* **EXERCISE**
Leave the pictures out and transcribe every record exactly.

-----

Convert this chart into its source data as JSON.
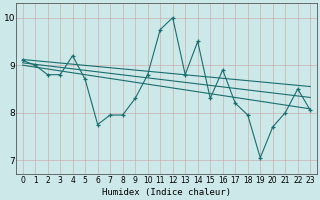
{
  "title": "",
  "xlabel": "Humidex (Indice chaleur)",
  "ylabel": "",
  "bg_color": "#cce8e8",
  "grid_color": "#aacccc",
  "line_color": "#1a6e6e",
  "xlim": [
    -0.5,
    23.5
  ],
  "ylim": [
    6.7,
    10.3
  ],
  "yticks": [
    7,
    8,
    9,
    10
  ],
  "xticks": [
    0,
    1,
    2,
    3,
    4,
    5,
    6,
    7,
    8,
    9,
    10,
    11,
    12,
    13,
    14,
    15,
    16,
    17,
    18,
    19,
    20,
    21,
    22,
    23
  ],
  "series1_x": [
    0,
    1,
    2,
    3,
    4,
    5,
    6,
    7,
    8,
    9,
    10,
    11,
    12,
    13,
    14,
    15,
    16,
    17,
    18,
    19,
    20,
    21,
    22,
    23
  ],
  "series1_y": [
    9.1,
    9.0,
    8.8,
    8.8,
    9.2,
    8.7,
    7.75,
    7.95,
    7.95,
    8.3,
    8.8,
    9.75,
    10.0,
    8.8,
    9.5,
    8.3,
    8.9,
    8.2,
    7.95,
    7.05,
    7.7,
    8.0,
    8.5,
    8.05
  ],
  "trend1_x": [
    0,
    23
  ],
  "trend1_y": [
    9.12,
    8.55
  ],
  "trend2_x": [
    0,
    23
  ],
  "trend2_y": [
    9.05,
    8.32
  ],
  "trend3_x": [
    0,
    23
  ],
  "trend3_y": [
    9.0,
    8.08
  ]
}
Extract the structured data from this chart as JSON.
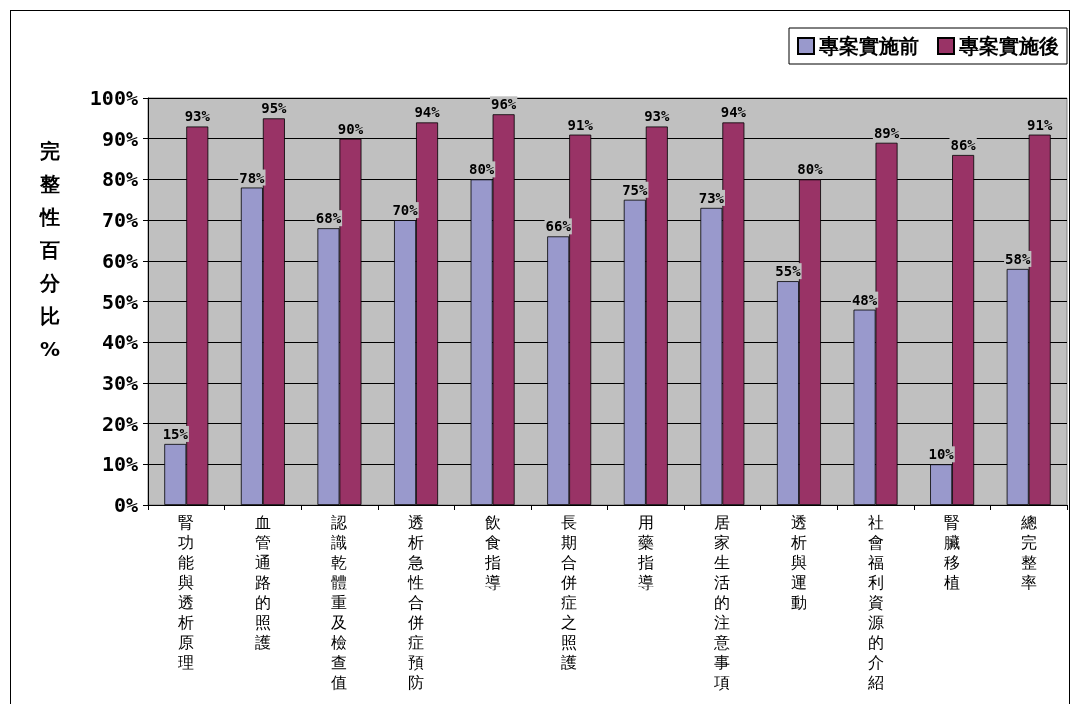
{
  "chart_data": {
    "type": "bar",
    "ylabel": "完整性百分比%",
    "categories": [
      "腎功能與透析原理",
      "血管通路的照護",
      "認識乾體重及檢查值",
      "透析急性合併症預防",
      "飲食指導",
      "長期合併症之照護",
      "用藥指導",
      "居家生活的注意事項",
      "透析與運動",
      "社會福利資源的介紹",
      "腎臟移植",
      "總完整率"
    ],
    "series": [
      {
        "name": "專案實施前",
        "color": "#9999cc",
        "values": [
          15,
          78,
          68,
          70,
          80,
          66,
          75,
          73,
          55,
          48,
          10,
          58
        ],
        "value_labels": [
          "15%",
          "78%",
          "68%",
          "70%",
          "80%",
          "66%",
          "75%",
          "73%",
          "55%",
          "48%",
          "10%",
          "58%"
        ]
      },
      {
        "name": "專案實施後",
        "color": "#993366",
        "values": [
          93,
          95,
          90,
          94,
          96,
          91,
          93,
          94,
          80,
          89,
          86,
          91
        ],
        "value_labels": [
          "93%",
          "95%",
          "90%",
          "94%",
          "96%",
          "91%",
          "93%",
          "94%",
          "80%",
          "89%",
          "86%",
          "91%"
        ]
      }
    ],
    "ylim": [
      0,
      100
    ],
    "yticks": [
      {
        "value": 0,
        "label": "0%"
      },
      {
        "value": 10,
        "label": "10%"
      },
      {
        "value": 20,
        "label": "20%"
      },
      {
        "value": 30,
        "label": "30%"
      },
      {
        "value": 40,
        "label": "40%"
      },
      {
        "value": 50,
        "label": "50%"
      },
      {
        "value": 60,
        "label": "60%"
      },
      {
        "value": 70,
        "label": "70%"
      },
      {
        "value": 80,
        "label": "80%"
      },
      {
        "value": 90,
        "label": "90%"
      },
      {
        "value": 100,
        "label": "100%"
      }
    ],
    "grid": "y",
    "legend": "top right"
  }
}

-----

* **FINISHED EXERCISE**
Convert this chart into its source data as JSON.
{
  "title": "",
  "xlabel": "Humidex (Indice chaleur)",
  "ylabel": "",
  "bg_color": "#cce8e8",
  "grid_color": "#aacccc",
  "line_color": "#1a6e6e",
  "xlim": [
    -0.5,
    23.5
  ],
  "ylim": [
    6.7,
    10.3
  ],
  "yticks": [
    7,
    8,
    9,
    10
  ],
  "xticks": [
    0,
    1,
    2,
    3,
    4,
    5,
    6,
    7,
    8,
    9,
    10,
    11,
    12,
    13,
    14,
    15,
    16,
    17,
    18,
    19,
    20,
    21,
    22,
    23
  ],
  "series1_x": [
    0,
    1,
    2,
    3,
    4,
    5,
    6,
    7,
    8,
    9,
    10,
    11,
    12,
    13,
    14,
    15,
    16,
    17,
    18,
    19,
    20,
    21,
    22,
    23
  ],
  "series1_y": [
    9.1,
    9.0,
    8.8,
    8.8,
    9.2,
    8.7,
    7.75,
    7.95,
    7.95,
    8.3,
    8.8,
    9.75,
    10.0,
    8.8,
    9.5,
    8.3,
    8.9,
    8.2,
    7.95,
    7.05,
    7.7,
    8.0,
    8.5,
    8.05
  ],
  "trend1_x": [
    0,
    23
  ],
  "trend1_y": [
    9.12,
    8.55
  ],
  "trend2_x": [
    0,
    23
  ],
  "trend2_y": [
    9.05,
    8.32
  ],
  "trend3_x": [
    0,
    23
  ],
  "trend3_y": [
    9.0,
    8.08
  ]
}
Extract the structured data from this chart as JSON.
{
  "chart_data": {
    "type": "bar",
    "ylabel": "完整性百分比%",
    "categories": [
      "腎功能與透析原理",
      "血管通路的照護",
      "認識乾體重及檢查值",
      "透析急性合併症預防",
      "飲食指導",
      "長期合併症之照護",
      "用藥指導",
      "居家生活的注意事項",
      "透析與運動",
      "社會福利資源的介紹",
      "腎臟移植",
      "總完整率"
    ],
    "series": [
      {
        "name": "專案實施前",
        "color": "#9999cc",
        "values": [
          15,
          78,
          68,
          70,
          80,
          66,
          75,
          73,
          55,
          48,
          10,
          58
        ],
        "value_labels": [
          "15%",
          "78%",
          "68%",
          "70%",
          "80%",
          "66%",
          "75%",
          "73%",
          "55%",
          "48%",
          "10%",
          "58%"
        ]
      },
      {
        "name": "專案實施後",
        "color": "#993366",
        "values": [
          93,
          95,
          90,
          94,
          96,
          91,
          93,
          94,
          80,
          89,
          86,
          91
        ],
        "value_labels": [
          "93%",
          "95%",
          "90%",
          "94%",
          "96%",
          "91%",
          "93%",
          "94%",
          "80%",
          "89%",
          "86%",
          "91%"
        ]
      }
    ],
    "ylim": [
      0,
      100
    ],
    "yticks": [
      {
        "value": 0,
        "label": "0%"
      },
      {
        "value": 10,
        "label": "10%"
      },
      {
        "value": 20,
        "label": "20%"
      },
      {
        "value": 30,
        "label": "30%"
      },
      {
        "value": 40,
        "label": "40%"
      },
      {
        "value": 50,
        "label": "50%"
      },
      {
        "value": 60,
        "label": "60%"
      },
      {
        "value": 70,
        "label": "70%"
      },
      {
        "value": 80,
        "label": "80%"
      },
      {
        "value": 90,
        "label": "90%"
      },
      {
        "value": 100,
        "label": "100%"
      }
    ],
    "grid": "y",
    "legend": "top right"
  }
}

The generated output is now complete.